■ What you are asked to do: Each entry must appear again exactly as it does in the source.

== Extracted data

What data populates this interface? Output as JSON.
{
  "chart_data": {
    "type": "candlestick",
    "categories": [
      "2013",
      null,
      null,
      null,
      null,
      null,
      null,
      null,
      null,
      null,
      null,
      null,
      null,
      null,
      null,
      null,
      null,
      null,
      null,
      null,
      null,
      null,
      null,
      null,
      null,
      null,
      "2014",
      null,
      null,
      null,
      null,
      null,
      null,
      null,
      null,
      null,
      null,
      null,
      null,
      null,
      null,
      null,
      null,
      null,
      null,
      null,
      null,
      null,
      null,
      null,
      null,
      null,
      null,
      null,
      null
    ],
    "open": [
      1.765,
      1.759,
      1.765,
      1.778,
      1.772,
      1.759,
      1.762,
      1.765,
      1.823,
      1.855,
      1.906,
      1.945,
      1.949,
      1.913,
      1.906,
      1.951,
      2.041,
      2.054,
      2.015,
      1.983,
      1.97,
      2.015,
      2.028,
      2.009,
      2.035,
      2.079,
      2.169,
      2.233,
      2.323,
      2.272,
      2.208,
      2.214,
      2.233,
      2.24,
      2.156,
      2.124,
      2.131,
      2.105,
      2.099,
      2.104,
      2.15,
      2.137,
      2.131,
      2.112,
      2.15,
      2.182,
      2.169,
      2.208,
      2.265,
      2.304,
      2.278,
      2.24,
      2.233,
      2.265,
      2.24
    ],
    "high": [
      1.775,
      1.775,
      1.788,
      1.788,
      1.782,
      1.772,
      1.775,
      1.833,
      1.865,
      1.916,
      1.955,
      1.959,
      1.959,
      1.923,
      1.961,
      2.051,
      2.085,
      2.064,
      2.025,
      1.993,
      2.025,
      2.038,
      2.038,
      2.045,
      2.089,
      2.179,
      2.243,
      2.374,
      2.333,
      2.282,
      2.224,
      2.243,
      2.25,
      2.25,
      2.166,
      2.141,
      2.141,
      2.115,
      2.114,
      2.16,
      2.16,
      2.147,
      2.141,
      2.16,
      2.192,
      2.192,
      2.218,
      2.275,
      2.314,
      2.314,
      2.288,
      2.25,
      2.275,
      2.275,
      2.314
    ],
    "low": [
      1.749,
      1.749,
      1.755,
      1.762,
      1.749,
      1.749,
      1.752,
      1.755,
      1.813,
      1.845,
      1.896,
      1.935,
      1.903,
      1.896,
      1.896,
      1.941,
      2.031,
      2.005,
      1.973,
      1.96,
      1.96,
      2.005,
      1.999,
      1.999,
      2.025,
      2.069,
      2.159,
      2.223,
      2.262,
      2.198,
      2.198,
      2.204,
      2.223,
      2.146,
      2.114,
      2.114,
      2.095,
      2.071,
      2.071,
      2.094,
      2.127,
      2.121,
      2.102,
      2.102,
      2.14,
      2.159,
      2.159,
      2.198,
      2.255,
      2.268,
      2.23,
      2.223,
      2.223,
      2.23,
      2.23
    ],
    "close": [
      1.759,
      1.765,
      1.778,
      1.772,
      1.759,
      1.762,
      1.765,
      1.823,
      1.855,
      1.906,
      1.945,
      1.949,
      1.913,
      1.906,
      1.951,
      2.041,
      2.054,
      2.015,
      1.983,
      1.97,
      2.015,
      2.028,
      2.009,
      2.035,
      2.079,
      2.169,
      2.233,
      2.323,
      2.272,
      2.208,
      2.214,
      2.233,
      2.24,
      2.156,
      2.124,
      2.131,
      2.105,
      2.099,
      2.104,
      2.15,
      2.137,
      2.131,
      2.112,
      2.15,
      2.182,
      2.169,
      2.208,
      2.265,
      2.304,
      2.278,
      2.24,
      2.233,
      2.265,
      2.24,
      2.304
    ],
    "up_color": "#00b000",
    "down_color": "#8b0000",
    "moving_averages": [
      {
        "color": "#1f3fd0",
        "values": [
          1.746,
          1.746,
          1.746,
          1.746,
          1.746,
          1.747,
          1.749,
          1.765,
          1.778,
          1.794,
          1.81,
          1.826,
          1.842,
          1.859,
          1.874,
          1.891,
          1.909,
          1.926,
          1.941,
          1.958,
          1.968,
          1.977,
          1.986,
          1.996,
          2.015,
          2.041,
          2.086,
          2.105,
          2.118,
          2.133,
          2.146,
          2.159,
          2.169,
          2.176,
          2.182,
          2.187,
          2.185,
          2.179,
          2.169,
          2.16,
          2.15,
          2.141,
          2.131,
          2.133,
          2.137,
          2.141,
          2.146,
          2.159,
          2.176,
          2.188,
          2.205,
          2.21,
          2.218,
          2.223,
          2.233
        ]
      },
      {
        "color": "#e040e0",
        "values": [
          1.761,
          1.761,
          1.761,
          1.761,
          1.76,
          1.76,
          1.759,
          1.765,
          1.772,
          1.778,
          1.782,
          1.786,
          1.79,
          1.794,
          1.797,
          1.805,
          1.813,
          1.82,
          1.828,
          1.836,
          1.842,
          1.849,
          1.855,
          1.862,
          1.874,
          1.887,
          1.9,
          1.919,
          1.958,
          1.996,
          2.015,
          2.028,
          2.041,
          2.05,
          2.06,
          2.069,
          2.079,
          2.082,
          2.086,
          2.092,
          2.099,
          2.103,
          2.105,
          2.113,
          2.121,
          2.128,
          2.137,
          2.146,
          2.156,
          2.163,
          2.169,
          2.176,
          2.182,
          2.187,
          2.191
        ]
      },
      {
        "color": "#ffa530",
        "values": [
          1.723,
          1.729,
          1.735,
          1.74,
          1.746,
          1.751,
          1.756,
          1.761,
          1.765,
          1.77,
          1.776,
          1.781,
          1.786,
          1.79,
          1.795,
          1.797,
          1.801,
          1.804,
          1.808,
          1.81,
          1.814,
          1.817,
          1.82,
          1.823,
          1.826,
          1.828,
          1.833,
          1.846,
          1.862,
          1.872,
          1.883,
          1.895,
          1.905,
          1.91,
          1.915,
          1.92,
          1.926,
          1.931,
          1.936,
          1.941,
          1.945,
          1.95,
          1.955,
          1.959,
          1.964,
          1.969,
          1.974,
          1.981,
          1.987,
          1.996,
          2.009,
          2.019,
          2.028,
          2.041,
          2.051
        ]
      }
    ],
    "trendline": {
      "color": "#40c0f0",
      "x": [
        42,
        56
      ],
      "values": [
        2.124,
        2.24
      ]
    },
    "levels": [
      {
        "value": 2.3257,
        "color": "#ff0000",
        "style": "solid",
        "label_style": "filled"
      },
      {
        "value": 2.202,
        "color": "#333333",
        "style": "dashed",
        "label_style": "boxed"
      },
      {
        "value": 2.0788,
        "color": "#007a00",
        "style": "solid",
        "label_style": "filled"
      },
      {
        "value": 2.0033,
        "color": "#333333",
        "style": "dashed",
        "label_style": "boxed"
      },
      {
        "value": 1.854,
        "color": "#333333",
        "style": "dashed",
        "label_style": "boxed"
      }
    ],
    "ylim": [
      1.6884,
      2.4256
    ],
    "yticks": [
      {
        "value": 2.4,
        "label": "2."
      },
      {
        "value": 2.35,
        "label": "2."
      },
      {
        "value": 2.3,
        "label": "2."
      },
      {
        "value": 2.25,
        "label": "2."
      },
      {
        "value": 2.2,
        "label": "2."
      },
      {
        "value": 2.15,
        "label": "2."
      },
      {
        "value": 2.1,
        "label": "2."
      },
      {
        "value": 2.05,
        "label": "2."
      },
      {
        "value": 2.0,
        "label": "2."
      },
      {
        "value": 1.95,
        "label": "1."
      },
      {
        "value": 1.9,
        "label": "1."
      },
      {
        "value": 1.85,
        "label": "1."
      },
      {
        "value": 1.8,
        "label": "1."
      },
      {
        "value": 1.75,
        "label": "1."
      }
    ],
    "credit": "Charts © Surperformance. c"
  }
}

====

■ Task output:
What data populates this interface? Output as JSON.
{
  "chart_data": {
    "type": "candlestick",
    "categories": [
      "2013",
      null,
      null,
      null,
      null,
      null,
      null,
      null,
      null,
      null,
      null,
      null,
      null,
      null,
      null,
      null,
      null,
      null,
      null,
      null,
      null,
      null,
      null,
      null,
      null,
      null,
      "2014",
      null,
      null,
      null,
      null,
      null,
      null,
      null,
      null,
      null,
      null,
      null,
      null,
      null,
      null,
      null,
      null,
      null,
      null,
      null,
      null,
      null,
      null,
      null,
      null,
      null,
      null,
      null,
      null
    ],
    "open": [
      1.765,
      1.759,
      1.765,
      1.778,
      1.772,
      1.759,
      1.762,
      1.765,
      1.823,
      1.855,
      1.906,
      1.945,
      1.949,
      1.913,
      1.906,
      1.951,
      2.041,
      2.054,
      2.015,
      1.983,
      1.97,
      2.015,
      2.028,
      2.009,
      2.035,
      2.079,
      2.169,
      2.233,
      2.323,
      2.272,
      2.208,
      2.214,
      2.233,
      2.24,
      2.156,
      2.124,
      2.131,
      2.105,
      2.099,
      2.104,
      2.15,
      2.137,
      2.131,
      2.112,
      2.15,
      2.182,
      2.169,
      2.208,
      2.265,
      2.304,
      2.278,
      2.24,
      2.233,
      2.265,
      2.24
    ],
    "high": [
      1.775,
      1.775,
      1.788,
      1.788,
      1.782,
      1.772,
      1.775,
      1.833,
      1.865,
      1.916,
      1.955,
      1.959,
      1.959,
      1.923,
      1.961,
      2.051,
      2.085,
      2.064,
      2.025,
      1.993,
      2.025,
      2.038,
      2.038,
      2.045,
      2.089,
      2.179,
      2.243,
      2.374,
      2.333,
      2.282,
      2.224,
      2.243,
      2.25,
      2.25,
      2.166,
      2.141,
      2.141,
      2.115,
      2.114,
      2.16,
      2.16,
      2.147,
      2.141,
      2.16,
      2.192,
      2.192,
      2.218,
      2.275,
      2.314,
      2.314,
      2.288,
      2.25,
      2.275,
      2.275,
      2.314
    ],
    "low": [
      1.749,
      1.749,
      1.755,
      1.762,
      1.749,
      1.749,
      1.752,
      1.755,
      1.813,
      1.845,
      1.896,
      1.935,
      1.903,
      1.896,
      1.896,
      1.941,
      2.031,
      2.005,
      1.973,
      1.96,
      1.96,
      2.005,
      1.999,
      1.999,
      2.025,
      2.069,
      2.159,
      2.223,
      2.262,
      2.198,
      2.198,
      2.204,
      2.223,
      2.146,
      2.114,
      2.114,
      2.095,
      2.071,
      2.071,
      2.094,
      2.127,
      2.121,
      2.102,
      2.102,
      2.14,
      2.159,
      2.159,
      2.198,
      2.255,
      2.268,
      2.23,
      2.223,
      2.223,
      2.23,
      2.23
    ],
    "close": [
      1.759,
      1.765,
      1.778,
      1.772,
      1.759,
      1.762,
      1.765,
      1.823,
      1.855,
      1.906,
      1.945,
      1.949,
      1.913,
      1.906,
      1.951,
      2.041,
      2.054,
      2.015,
      1.983,
      1.97,
      2.015,
      2.028,
      2.009,
      2.035,
      2.079,
      2.169,
      2.233,
      2.323,
      2.272,
      2.208,
      2.214,
      2.233,
      2.24,
      2.156,
      2.124,
      2.131,
      2.105,
      2.099,
      2.104,
      2.15,
      2.137,
      2.131,
      2.112,
      2.15,
      2.182,
      2.169,
      2.208,
      2.265,
      2.304,
      2.278,
      2.24,
      2.233,
      2.265,
      2.24,
      2.304
    ],
    "up_color": "#00b000",
    "down_color": "#8b0000",
    "moving_averages": [
      {
        "color": "#1f3fd0",
        "values": [
          1.746,
          1.746,
          1.746,
          1.746,
          1.746,
          1.747,
          1.749,
          1.765,
          1.778,
          1.794,
          1.81,
          1.826,
          1.842,
          1.859,
          1.874,
          1.891,
          1.909,
          1.926,
          1.941,
          1.958,
          1.968,
          1.977,
          1.986,
          1.996,
          2.015,
          2.041,
          2.086,
          2.105,
          2.118,
          2.133,
          2.146,
          2.159,
          2.169,
          2.176,
          2.182,
          2.187,
          2.185,
          2.179,
          2.169,
          2.16,
          2.15,
          2.141,
          2.131,
          2.133,
          2.137,
          2.141,
          2.146,
          2.159,
          2.176,
          2.188,
          2.205,
          2.21,
          2.218,
          2.223,
          2.233
        ]
      },
      {
        "color": "#e040e0",
        "values": [
          1.761,
          1.761,
          1.761,
          1.761,
          1.76,
          1.76,
          1.759,
          1.765,
          1.772,
          1.778,
          1.782,
          1.786,
          1.79,
          1.794,
          1.797,
          1.805,
          1.813,
          1.82,
          1.828,
          1.836,
          1.842,
          1.849,
          1.855,
          1.862,
          1.874,
          1.887,
          1.9,
          1.919,
          1.958,
          1.996,
          2.015,
          2.028,
          2.041,
          2.05,
          2.06,
          2.069,
          2.079,
          2.082,
          2.086,
          2.092,
          2.099,
          2.103,
          2.105,
          2.113,
          2.121,
          2.128,
          2.137,
          2.146,
          2.156,
          2.163,
          2.169,
          2.176,
          2.182,
          2.187,
          2.191
        ]
      },
      {
        "color": "#ffa530",
        "values": [
          1.723,
          1.729,
          1.735,
          1.74,
          1.746,
          1.751,
          1.756,
          1.761,
          1.765,
          1.77,
          1.776,
          1.781,
          1.786,
          1.79,
          1.795,
          1.797,
          1.801,
          1.804,
          1.808,
          1.81,
          1.814,
          1.817,
          1.82,
          1.823,
          1.826,
          1.828,
          1.833,
          1.846,
          1.862,
          1.872,
          1.883,
          1.895,
          1.905,
          1.91,
          1.915,
          1.92,
          1.926,
          1.931,
          1.936,
          1.941,
          1.945,
          1.95,
          1.955,
          1.959,
          1.964,
          1.969,
          1.974,
          1.981,
          1.987,
          1.996,
          2.009,
          2.019,
          2.028,
          2.041,
          2.051
        ]
      }
    ],
    "trendline": {
      "color": "#40c0f0",
      "x": [
        42,
        56
      ],
      "values": [
        2.124,
        2.24
      ]
    },
    "levels": [
      {
        "value": 2.3257,
        "color": "#ff0000",
        "style": "solid",
        "label_style": "filled"
      },
      {
        "value": 2.202,
        "color": "#333333",
        "style": "dashed",
        "label_style": "boxed"
      },
      {
        "value": 2.0788,
        "color": "#007a00",
        "style": "solid",
        "label_style": "filled"
      },
      {
        "value": 2.0033,
        "color": "#333333",
        "style": "dashed",
        "label_style": "boxed"
      },
      {
        "value": 1.854,
        "color": "#333333",
        "style": "dashed",
        "label_style": "boxed"
      }
    ],
    "ylim": [
      1.6884,
      2.4256
    ],
    "yticks": [
      {
        "value": 2.4,
        "label": "2."
      },
      {
        "value": 2.35,
        "label": "2."
      },
      {
        "value": 2.3,
        "label": "2."
      },
      {
        "value": 2.25,
        "label": "2."
      },
      {
        "value": 2.2,
        "label": "2."
      },
      {
        "value": 2.15,
        "label": "2."
      },
      {
        "value": 2.1,
        "label": "2."
      },
      {
        "value": 2.05,
        "label": "2."
      },
      {
        "value": 2.0,
        "label": "2."
      },
      {
        "value": 1.95,
        "label": "1."
      },
      {
        "value": 1.9,
        "label": "1."
      },
      {
        "value": 1.85,
        "label": "1."
      },
      {
        "value": 1.8,
        "label": "1."
      },
      {
        "value": 1.75,
        "label": "1."
      }
    ],
    "credit": "Charts © Surperformance. c"
  }
}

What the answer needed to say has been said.